### What to do
Reproduce the listing exactly and skip over any pictures.

### Entries from a dataset
· · · · · · ·

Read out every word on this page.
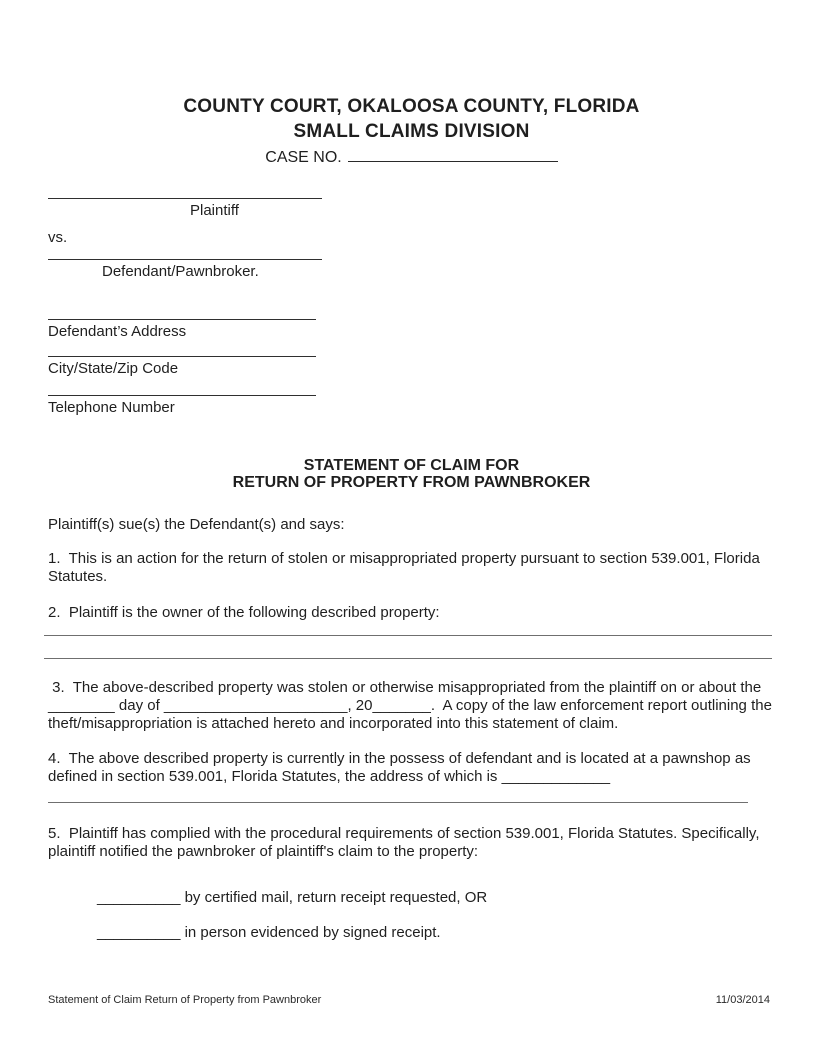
COUNTY COURT, OKALOOSA COUNTY, FLORIDA
SMALL CLAIMS DIVISION
CASE NO.
Plaintiff
vs.
Defendant/Pawnbroker.
Defendant’s Address
City/State/Zip Code
Telephone Number
STATEMENT OF CLAIM FOR
RETURN OF PROPERTY FROM PAWNBROKER

Plaintiff(s) sue(s) the Defendant(s) and says:

1.  This is an action for the return of stolen or misappropriated property pursuant to section 539.001, Florida Statutes.

2.  Plaintiff is the owner of the following described property:

3.  The above-described property was stolen or otherwise misappropriated from the plaintiff on or about the ________ day of ______________________, 20_______.  A copy of the law enforcement report outlining the theft/misappropriation is attached hereto and incorporated into this statement of claim.

4.  The above described property is currently in the possess of defendant and is located at a pawnshop as defined in section 539.001, Florida Statutes, the address of which is _____________

5.  Plaintiff has complied with the procedural requirements of section 539.001, Florida Statutes. Specifically, plaintiff notified the pawnbroker of plaintiff's claim to the property:

__________ by certified mail, return receipt requested, OR

__________ in person evidenced by signed receipt.

Statement of Claim Return of Property from Pawnbroker	11/03/2014
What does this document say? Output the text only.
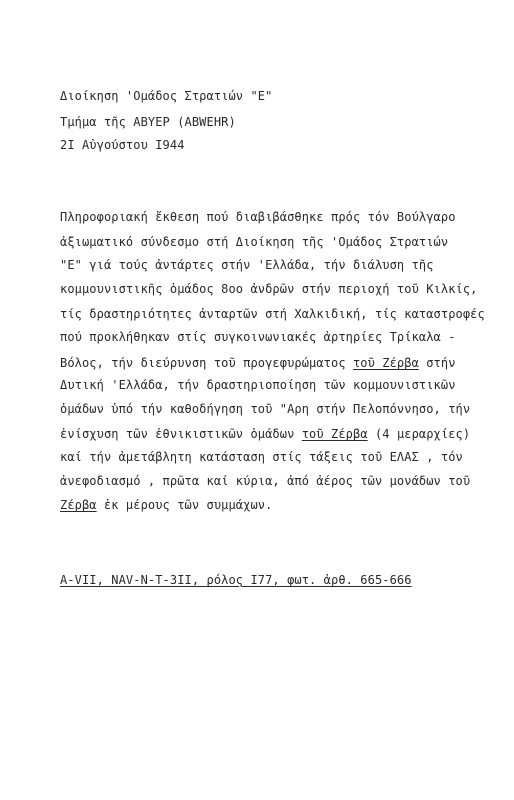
Διοίκηση 'Ομάδος Στρατιών "Ε"
Τμήμα τῆς ΑΒΥΕΡ (ABWEHR)
2I Αὐγούστου I944
Πληροφοριακή ἔκθεση πού διαβιβάσθηκε πρός τόν Βούλγαρο
ἀξιωματικό σύνδεσμο στή Διοίκηση τῆς 'Ομάδος Στρατιών
"Ε" γιά τούς ἀντάρτες στήν 'Ελλάδα, τήν διάλυση τῆς
κομμουνιστικῆς ὁμάδος 8οο ἀνδρῶν στήν περιοχή τοῦ Κιλκίς,
τίς δραστηριότητες ἀνταρτῶν στή Χαλκιδική, τίς καταστροφές
πού προκλήθηκαν στίς συγκοινωνιακές ἀρτηρίες Τρίκαλα -
Βόλος, τήν διεύρυνση τοῦ προγεφυρώματος τοῦ Ζέρβα στήν
Δυτική 'Ελλάδα, τήν δραστηριοποίηση τῶν κομμουνιστικῶν
ὁμάδων ὑπό τήν καθοδήγηση τοῦ "Αρη στήν Πελοπόννησο, τήν
ἐνίσχυση τῶν ἐθνικιστικῶν ὁμάδων τοῦ Ζέρβα (4 μεραρχίες)
καί τήν ἀμετάβλητη κατάσταση στίς τάξεις τοῦ ΕΛΑΣ , τόν
ἀνεφοδιασμό , πρῶτα καί κύρια, ἀπό ἀέρος τῶν μονάδων τοῦ
Ζέρβα ἐκ μέρους τῶν συμμάχων.
A-VII, NAV-N-T-3II, ρόλος I77, φωτ. ἀρθ. 665-666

· · · · · · ·

### Answer to the problem
Read out every word on this page.
COUNTY COURT, OKALOOSA COUNTY, FLORIDA
SMALL CLAIMS DIVISION
CASE NO.
Plaintiff
vs.
Defendant/Pawnbroker.
Defendant’s Address
City/State/Zip Code
Telephone Number
STATEMENT OF CLAIM FOR
RETURN OF PROPERTY FROM PAWNBROKER

Plaintiff(s) sue(s) the Defendant(s) and says:

1.  This is an action for the return of stolen or misappropriated property pursuant to section 539.001, Florida Statutes.

2.  Plaintiff is the owner of the following described property:

3.  The above-described property was stolen or otherwise misappropriated from the plaintiff on or about the ________ day of ______________________, 20_______.  A copy of the law enforcement report outlining the theft/misappropriation is attached hereto and incorporated into this statement of claim.

4.  The above described property is currently in the possess of defendant and is located at a pawnshop as defined in section 539.001, Florida Statutes, the address of which is _____________

5.  Plaintiff has complied with the procedural requirements of section 539.001, Florida Statutes. Specifically, plaintiff notified the pawnbroker of plaintiff's claim to the property:

__________ by certified mail, return receipt requested, OR

__________ in person evidenced by signed receipt.

Statement of Claim Return of Property from Pawnbroker	11/03/2014
What does this document say? Output the text only.
Διοίκηση 'Ομάδος Στρατιών "Ε"
Τμήμα τῆς ΑΒΥΕΡ (ABWEHR)
2I Αὐγούστου I944
Πληροφοριακή ἔκθεση πού διαβιβάσθηκε πρός τόν Βούλγαρο
ἀξιωματικό σύνδεσμο στή Διοίκηση τῆς 'Ομάδος Στρατιών
"Ε" γιά τούς ἀντάρτες στήν 'Ελλάδα, τήν διάλυση τῆς
κομμουνιστικῆς ὁμάδος 8οο ἀνδρῶν στήν περιοχή τοῦ Κιλκίς,
τίς δραστηριότητες ἀνταρτῶν στή Χαλκιδική, τίς καταστροφές
πού προκλήθηκαν στίς συγκοινωνιακές ἀρτηρίες Τρίκαλα -
Βόλος, τήν διεύρυνση τοῦ προγεφυρώματος τοῦ Ζέρβα στήν
Δυτική 'Ελλάδα, τήν δραστηριοποίηση τῶν κομμουνιστικῶν
ὁμάδων ὑπό τήν καθοδήγηση τοῦ "Αρη στήν Πελοπόννησο, τήν
ἐνίσχυση τῶν ἐθνικιστικῶν ὁμάδων τοῦ Ζέρβα (4 μεραρχίες)
καί τήν ἀμετάβλητη κατάσταση στίς τάξεις τοῦ ΕΛΑΣ , τόν
ἀνεφοδιασμό , πρῶτα καί κύρια, ἀπό ἀέρος τῶν μονάδων τοῦ
Ζέρβα ἐκ μέρους τῶν συμμάχων.
A-VII, NAV-N-T-3II, ρόλος I77, φωτ. ἀρθ. 665-666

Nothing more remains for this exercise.